* [Required tasks]:
1 – Revise the review of McDevitt's micro-plays: give the stretch from "McDevitt had a" through "of the poor?" again, with "masque" changed to "pageant".
2 – Continue the review of McDevitt's micro-plays from its last line.

McDevitt had a background in acting in street theatre for the likes of Ken Campbell, and this thespian aspect comes to the fore in a series of miniature dramas or micro-plays beginning with the grisly ‘The Heads on Poles (a masque)’. This short ‘masque’ has six characters: four anonymous of the title, Francis Bacon (presumably the Elizabethan, not the late 20th century bohemian painter?), and William Blake. Whilst I’m unable to decipher precisely the point being made by this piece I can at least suppose it has some contemporary bearing, and admire the period-handiwork:
1ST HEAD:
why hanging? Why drawing? Why quartering?
What for?
The national self-interest?
The holocaust of the poor?
No
it was for Christ, well
the schism of England
my entrails
eviscerated like a fish
in front of thousands
my privy
parts enflamed
[…]
WILIAM BLAKE: Bacon supposes that the Dragon Beast
& Harlot are worthy of a Place in the New Jerusalem
Excellent Traveller Go on & be damnd
CHORUS OF HEADS
black sheep warped in our natures
imagining we could outmanoeuvre
the black shepherds yonder without the pen
witness the petrification in iced eyes
as dragged and swung as pressed and cleaved
ghosts were deciphered from our bones
rocks smashed backs
ropes singed necks
blades cut bladders
maw and colon
(it was much better
than it is on television)

* [Excerpted data]:
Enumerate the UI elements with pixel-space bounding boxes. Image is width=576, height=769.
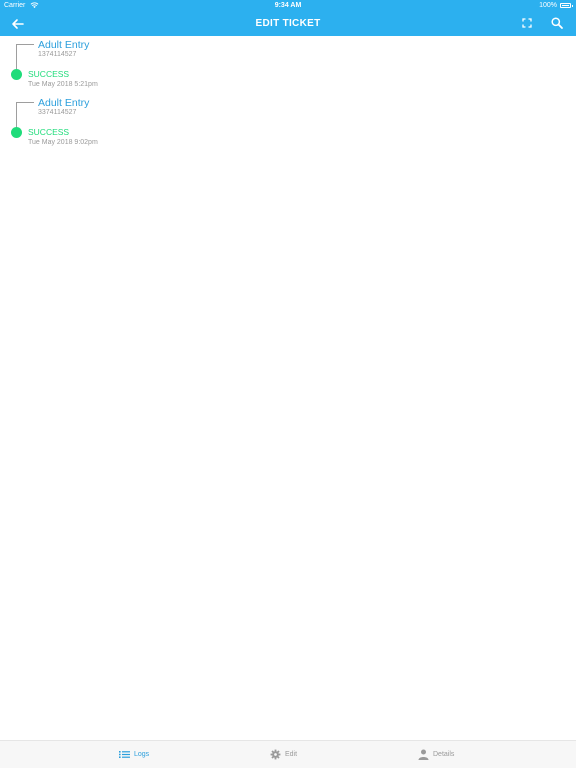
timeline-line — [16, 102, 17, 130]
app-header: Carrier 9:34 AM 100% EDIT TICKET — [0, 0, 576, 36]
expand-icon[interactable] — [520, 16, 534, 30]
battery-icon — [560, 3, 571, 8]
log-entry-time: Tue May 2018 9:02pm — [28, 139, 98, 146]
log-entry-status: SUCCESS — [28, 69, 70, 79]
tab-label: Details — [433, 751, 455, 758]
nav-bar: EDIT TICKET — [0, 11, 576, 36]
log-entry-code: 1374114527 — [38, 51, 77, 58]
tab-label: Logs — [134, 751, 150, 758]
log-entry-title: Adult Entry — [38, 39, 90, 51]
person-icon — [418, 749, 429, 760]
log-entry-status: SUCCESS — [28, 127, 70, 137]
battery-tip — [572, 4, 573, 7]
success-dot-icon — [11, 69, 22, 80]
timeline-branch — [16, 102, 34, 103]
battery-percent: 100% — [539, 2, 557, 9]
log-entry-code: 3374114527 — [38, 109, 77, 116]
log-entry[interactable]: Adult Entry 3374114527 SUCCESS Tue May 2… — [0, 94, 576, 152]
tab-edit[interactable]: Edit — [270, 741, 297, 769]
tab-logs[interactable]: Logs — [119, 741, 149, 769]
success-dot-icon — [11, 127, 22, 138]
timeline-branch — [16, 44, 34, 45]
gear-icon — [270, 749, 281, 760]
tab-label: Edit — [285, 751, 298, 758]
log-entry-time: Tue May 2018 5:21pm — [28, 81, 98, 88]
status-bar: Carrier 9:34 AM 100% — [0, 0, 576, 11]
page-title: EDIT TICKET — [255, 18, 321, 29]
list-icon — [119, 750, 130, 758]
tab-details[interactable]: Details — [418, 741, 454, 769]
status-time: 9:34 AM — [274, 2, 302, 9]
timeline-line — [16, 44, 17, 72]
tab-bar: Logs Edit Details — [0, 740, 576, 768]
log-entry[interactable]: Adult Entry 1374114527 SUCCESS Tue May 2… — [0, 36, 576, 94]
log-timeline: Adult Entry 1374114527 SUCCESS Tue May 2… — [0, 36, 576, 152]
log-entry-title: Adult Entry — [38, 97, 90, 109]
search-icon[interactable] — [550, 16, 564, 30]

* [The responses]:
1 –
McDevitt had a background in acting in street theatre for the likes of Ken Campbell, and this thespian aspect comes to the fore in a series of miniature dramas or micro-plays beginning with the grisly ‘The Heads on Poles (a pageant)’. This short ‘pageant’ has six characters: four anonymous of the title, Francis Bacon (presumably the Elizabethan, not the late 20th century bohemian painter?), and William Blake. Whilst I’m unable to decipher precisely the point being made by this piece I can at least suppose it has some contemporary bearing, and admire the period-handiwork:
1ST HEAD:
why hanging? Why drawing? Why quartering?
What for?
The national self-interest?
The holocaust of the poor?

2 –
our message is
TRUNCATED
‘To the Spymaster General’ is an acrostic to the titular figure, Sir Francis Walsingham: the first letter of each line spells out vertically the name ‘Sir F Walsingham’—McDevitt leaves out his full name opting for the initial; it’s significant that here, in order to highlight the encoded name, McDevitt uses capital letters in bold to start each line. This is a deft period-piece, meticulously phrased:
Saviour, it's encrypted in your face, the gematria
Invisible — in which you cocooned her body,
Ruffs veiling virgin neck from the wrong espials.
Friendless as the dot in the centre of a circle...
Warped by what you saw in Paris — Latin knives —
And petrified to engagement, you turn archangel
Loving and hating the charge of God's annals
Sifting in your wings. a black skullcap catches
Ideas flying out of your mind like ireful wasps.
No man knows you, but that leather o-thing — your purse —
Goads many to serenade, and your spideress ears
Have heard men's mouths disgorge the babble of ages
As gold sequels clink in time. the 'V' of hair
Marks you luciferic, Moor, a cipher for Vauxhall
According to Wikipedia ‘gematria’ is ‘the practice of assigning a numerical value to a name, word or phrase according to an alphanumerical cipher’. McDevitt immerses his diction in the period with words such as ‘Ruffs’, ‘espials’, ‘skullcap’, ‘ireful’, ‘disgorge’, ‘luciferic’. There are some striking images here, some wonderful assonance and sibilance as in the fourth line, and alliterations—‘Warped’, ‘Paris’, ‘petrified’ etc. The line ‘disgorge the babble of ages’ is tangibly alliterative and assonantal. I wish McDevitt had composed more such acrostics as he demonstrates a true talent for the form.
‘The Body of the Queen (a masque)’ is a depiction of the ‘Coroner's inquest into the death of Xtofer Marlowe, Mrs Bull's house, Deptford Strand, June 1, 1593’. The dramatis personae of this miniature encounter comprise ‘Verge’, manifestation of the ‘Saturn-ring/ about the body of the queen/ moving as she moves’, a kind of protective aura or bubble around Elizabeth I, her sphere of influence, a ‘Coroner’, ‘Body’, Marlowe’s speaking corpse, and ‘Poley’, ‘Skeres’ and ‘Frizer’ who were spies/government informers/“professional deceivers” hired to murder Marlowe.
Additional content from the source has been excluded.